Rows from a dataset:
^^^^
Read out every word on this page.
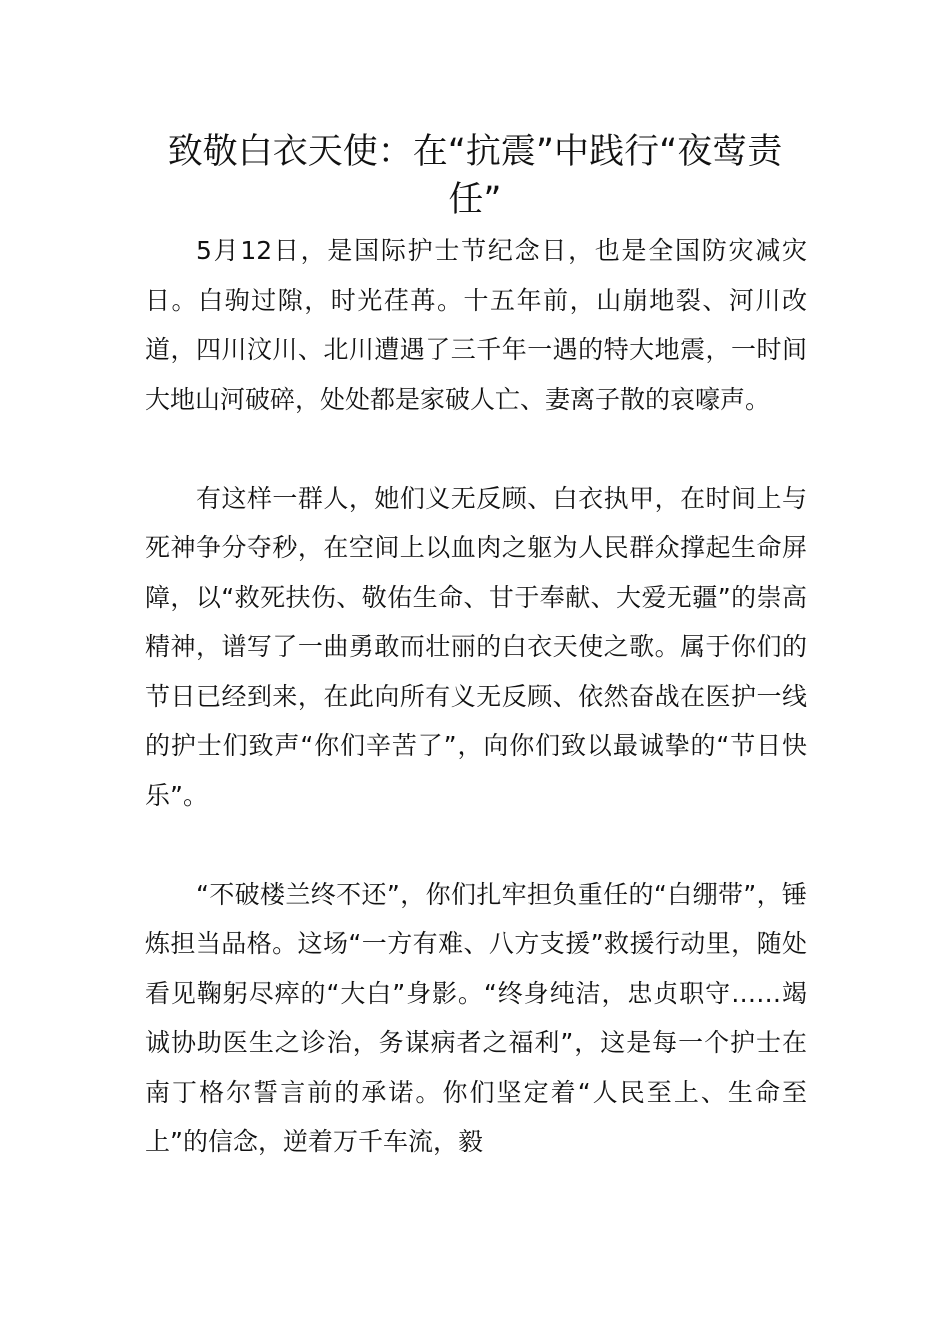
致敬白衣天使：在“抗震”中践行“夜莺责任”

5月12日，是国际护士节纪念日，也是全国防灾减灾日。白驹过隙，时光荏苒。十五年前，山崩地裂、河川改道，四川汶川、北川遭遇了三千年一遇的特大地震，一时间大地山河破碎，处处都是家破人亡、妻离子散的哀嚎声。

有这样一群人，她们义无反顾、白衣执甲，在时间上与死神争分夺秒，在空间上以血肉之躯为人民群众撑起生命屏障，以“救死扶伤、敬佑生命、甘于奉献、大爱无疆”的崇高精神，谱写了一曲勇敢而壮丽的白衣天使之歌。属于你们的节日已经到来，在此向所有义无反顾、依然奋战在医护一线的护士们致声“你们辛苦了”，向你们致以最诚挚的“节日快乐”。

“不破楼兰终不还”，你们扎牢担负重任的“白绷带”，锤炼担当品格。这场“一方有难、八方支援”救援行动里，随处看见鞠躬尽瘁的“大白”身影。“终身纯洁，忠贞职守……竭诚协助医生之诊治，务谋病者之福利”，这是每一个护士在南丁格尔誓言前的承诺。你们坚定着“人民至上、生命至上”的信念，逆着万千车流，毅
^^^^
Make an exact copy of the records shown above, without the pictures.

Read out every word on this page.
致敬白衣天使：在“抗震”中践行“夜莺责任”

5月12日，是国际护士节纪念日，也是全国防灾减灾日。白驹过隙，时光荏苒。十五年前，山崩地裂、河川改道，四川汶川、北川遭遇了三千年一遇的特大地震，一时间大地山河破碎，处处都是家破人亡、妻离子散的哀嚎声。

有这样一群人，她们义无反顾、白衣执甲，在时间上与死神争分夺秒，在空间上以血肉之躯为人民群众撑起生命屏障，以“救死扶伤、敬佑生命、甘于奉献、大爱无疆”的崇高精神，谱写了一曲勇敢而壮丽的白衣天使之歌。属于你们的节日已经到来，在此向所有义无反顾、依然奋战在医护一线的护士们致声“你们辛苦了”，向你们致以最诚挚的“节日快乐”。

“不破楼兰终不还”，你们扎牢担负重任的“白绷带”，锤炼担当品格。这场“一方有难、八方支援”救援行动里，随处看见鞠躬尽瘁的“大白”身影。“终身纯洁，忠贞职守……竭诚协助医生之诊治，务谋病者之福利”，这是每一个护士在南丁格尔誓言前的承诺。你们坚定着“人民至上、生命至上”的信念，逆着万千车流，毅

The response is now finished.